§ SHORT PROBLEM: Show every line in the items below that contains the string "chart". Case counts.

Annotation data for visual layouts
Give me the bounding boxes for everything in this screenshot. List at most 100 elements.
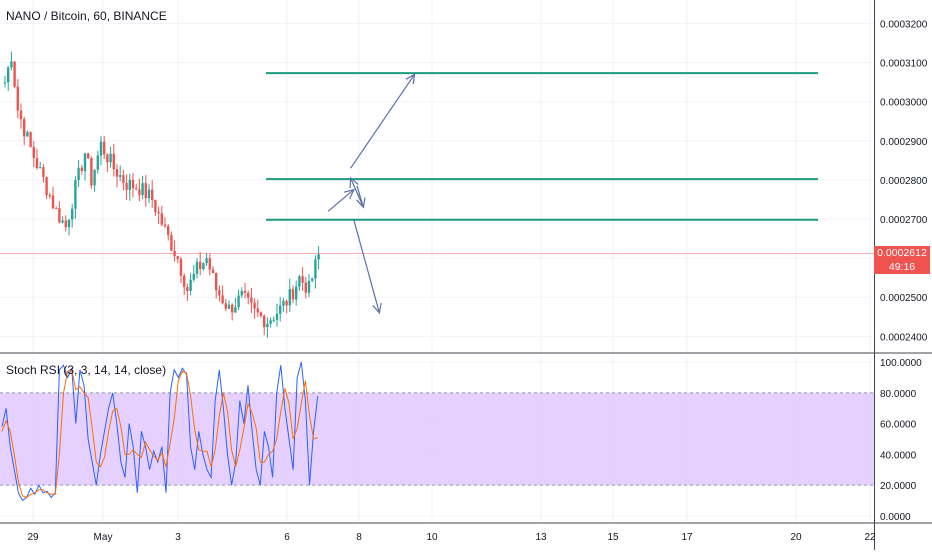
price-tick-label: 0.0002400 (880, 332, 928, 343)
candle-body (227, 304, 231, 309)
candle-body (13, 61, 16, 87)
candle-body (176, 256, 179, 260)
candle-body (48, 195, 51, 197)
candle-body (77, 167, 80, 181)
price-tick-label: 0.0003100 (880, 59, 928, 70)
candle-body (259, 312, 263, 316)
candle-body (109, 153, 112, 163)
bar-countdown-badge: 49:16 (874, 260, 930, 275)
stoch-tick-label: 40.0000 (880, 450, 917, 461)
candle-body (307, 280, 311, 293)
candle-body (39, 167, 42, 169)
candle-body (103, 141, 106, 155)
candle-body (122, 175, 125, 183)
stoch-tick-label: 100.0000 (880, 358, 922, 369)
arrow-shaft (327, 189, 355, 212)
candle-body (269, 320, 272, 324)
candle-body (199, 261, 202, 270)
candle-body (247, 292, 250, 298)
price-tick-label: 0.0002700 (880, 215, 928, 226)
candle-body (125, 182, 128, 190)
candle-body (234, 307, 237, 313)
candle-body (186, 286, 189, 291)
candle-body (275, 313, 279, 320)
stoch-tick-label: 20.0000 (880, 481, 917, 492)
candle-body (256, 308, 259, 313)
candle-body (304, 282, 307, 293)
candle-body (173, 250, 176, 257)
symbol-title: NANO / Bitcoin, 60, BINANCE (6, 9, 167, 23)
arrow-head (372, 302, 382, 315)
candle-body (83, 153, 87, 171)
candle-body (314, 259, 317, 279)
arrow-shaft (350, 177, 364, 208)
candle-body (7, 67, 10, 83)
candle-body (3, 82, 7, 84)
candle-body (74, 180, 77, 209)
time-tick-label: 10 (426, 532, 438, 543)
time-tick-label: 17 (681, 532, 693, 543)
price-tick-label: 0.0002800 (880, 176, 928, 187)
candle-body (295, 286, 298, 300)
candle-body (23, 119, 26, 137)
price-tick-label: 0.0002500 (880, 293, 928, 304)
time-tick-label: 29 (27, 532, 39, 543)
candle-body (311, 278, 314, 281)
arrow-head (356, 197, 366, 209)
candle-body (151, 189, 154, 200)
candle-body (141, 183, 144, 196)
candle-body (263, 315, 266, 328)
candle-body (71, 208, 74, 220)
candle-body (144, 183, 147, 199)
candle-body (253, 302, 256, 309)
candle-body (224, 303, 227, 309)
candle-body (61, 220, 64, 223)
candle-body (240, 290, 243, 296)
candle-body (218, 290, 221, 296)
candle-body (170, 234, 173, 251)
candle-body (288, 289, 291, 306)
candle-body (221, 295, 224, 304)
indicator-title: Stoch RSI (3, 3, 14, 14, close) (6, 363, 167, 377)
arrow-head (343, 188, 355, 200)
arrow-head (405, 73, 416, 85)
time-tick-label: 15 (607, 532, 619, 543)
candle-body (55, 208, 58, 210)
candle-body (211, 269, 215, 274)
candle-body (16, 86, 19, 111)
candle-body (285, 300, 288, 306)
candle-body (195, 261, 199, 274)
candle-body (154, 199, 157, 212)
candle-body (317, 254, 320, 260)
candle-body (282, 300, 285, 306)
candle-body (138, 189, 141, 196)
candle-body (157, 211, 160, 214)
candle-body (58, 208, 61, 223)
candle-body (32, 147, 35, 159)
stoch-tick-label: 60.0000 (880, 420, 917, 431)
candle-body (279, 305, 282, 314)
candle-body (291, 289, 295, 300)
arrow-head (349, 176, 359, 188)
time-tick-label: 22 (864, 532, 876, 543)
candle-body (301, 276, 304, 283)
candle-body (298, 276, 301, 287)
arrow-shaft (350, 73, 416, 169)
stoch-band (0, 392, 874, 486)
candle-body (35, 158, 39, 169)
arrow-shaft (353, 219, 380, 314)
candle-body (96, 155, 99, 170)
stoch-tick-label: 80.0000 (880, 389, 917, 400)
candle-body (215, 273, 218, 291)
time-tick-label: May (94, 532, 113, 543)
candle-body (205, 258, 208, 264)
candle-body (131, 179, 135, 189)
candle-body (128, 179, 131, 190)
price-tick-label: 0.0002900 (880, 137, 928, 148)
candle-body (167, 226, 170, 235)
candle-body (112, 153, 115, 170)
time-tick-label: 8 (356, 532, 362, 543)
candle-body (115, 169, 119, 177)
candle-body (183, 275, 186, 287)
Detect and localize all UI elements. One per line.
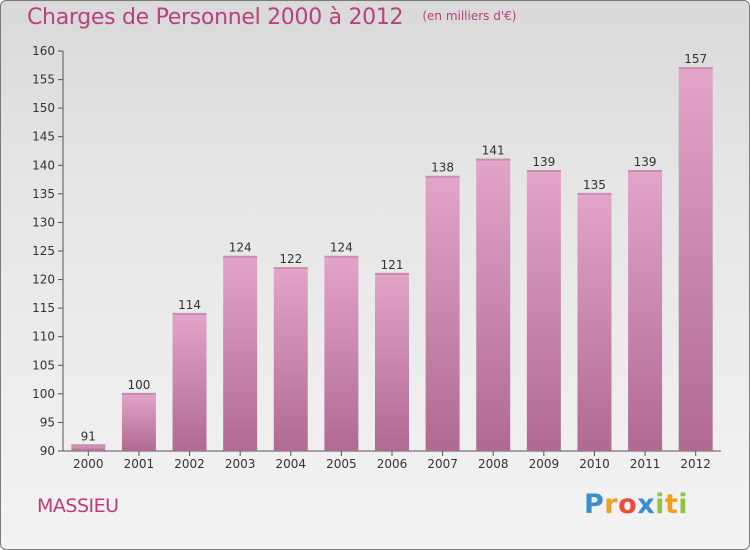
bar — [375, 273, 409, 451]
data-label: 121 — [381, 258, 404, 272]
y-tick-label: 145 — [32, 130, 55, 144]
x-tick-label: 2003 — [225, 457, 256, 471]
data-label: 91 — [81, 429, 96, 443]
y-tick-label: 95 — [40, 415, 55, 429]
y-tick-label: 100 — [32, 387, 55, 401]
commune-name: MASSIEU — [37, 495, 119, 517]
bar — [425, 176, 460, 451]
data-label: 135 — [583, 178, 606, 192]
logo-letter: t — [664, 489, 679, 520]
x-tick-label: 2000 — [73, 457, 104, 471]
logo-letter: r — [604, 489, 619, 520]
data-label: 157 — [684, 52, 707, 66]
y-tick-label: 125 — [32, 244, 55, 258]
bar — [324, 256, 359, 451]
y-tick-label: 140 — [32, 158, 55, 172]
y-tick-label: 105 — [32, 358, 55, 372]
x-tick-label: 2006 — [377, 457, 408, 471]
data-label: 124 — [229, 241, 252, 255]
bar — [628, 171, 663, 451]
x-tick-label: 2008 — [478, 457, 509, 471]
x-tick-label: 2011 — [630, 457, 661, 471]
bar — [121, 393, 156, 451]
bar — [71, 445, 106, 451]
bar — [172, 313, 207, 451]
data-label: 100 — [127, 378, 150, 392]
data-label: 138 — [431, 161, 454, 175]
logo-letter: o — [618, 489, 638, 520]
logo-letter: i — [678, 489, 689, 520]
logo-letter: P — [584, 489, 605, 520]
bar — [577, 193, 612, 451]
y-tick-label: 120 — [32, 273, 55, 287]
y-tick-label: 130 — [32, 215, 55, 229]
chart-title: Charges de Personnel 2000 à 2012 — [27, 5, 404, 30]
x-tick-label: 2010 — [579, 457, 610, 471]
data-label: 139 — [634, 155, 657, 169]
x-tick-label: 2004 — [275, 457, 306, 471]
logo-letter: x — [637, 489, 656, 520]
y-tick-label: 160 — [32, 44, 55, 58]
bar — [476, 159, 511, 452]
x-tick-label: 2009 — [529, 457, 560, 471]
data-label: 139 — [532, 155, 555, 169]
data-label: 114 — [178, 298, 201, 312]
y-tick-label: 115 — [32, 301, 55, 315]
chart-subtitle: (en milliers d'€) — [422, 9, 517, 23]
x-tick-label: 2012 — [680, 457, 711, 471]
y-tick-label: 135 — [32, 187, 55, 201]
data-label: 124 — [330, 241, 353, 255]
bar — [526, 171, 561, 451]
title-row: Charges de Personnel 2000 à 2012 (en mil… — [27, 5, 516, 30]
x-tick-label: 2005 — [326, 457, 357, 471]
x-tick-label: 2002 — [174, 457, 205, 471]
y-tick-label: 150 — [32, 101, 55, 115]
logo-letter: i — [655, 489, 665, 520]
bar — [273, 268, 308, 451]
data-label: 141 — [482, 144, 505, 158]
y-tick-label: 110 — [32, 330, 55, 344]
proxiti-logo: Proxiti — [584, 489, 688, 520]
y-tick-label: 90 — [40, 444, 55, 458]
x-tick-label: 2007 — [427, 457, 458, 471]
y-tick-label: 155 — [32, 73, 55, 87]
data-label: 122 — [279, 252, 302, 266]
bar — [678, 68, 713, 452]
bar — [223, 256, 258, 451]
x-tick-label: 2001 — [124, 457, 155, 471]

§ FINISHED ANSWER:
chart-title: Charges de Personnel 2000 à 2012 — [27, 5, 404, 30]
chart-subtitle: (en milliers d'€) — [422, 9, 517, 23]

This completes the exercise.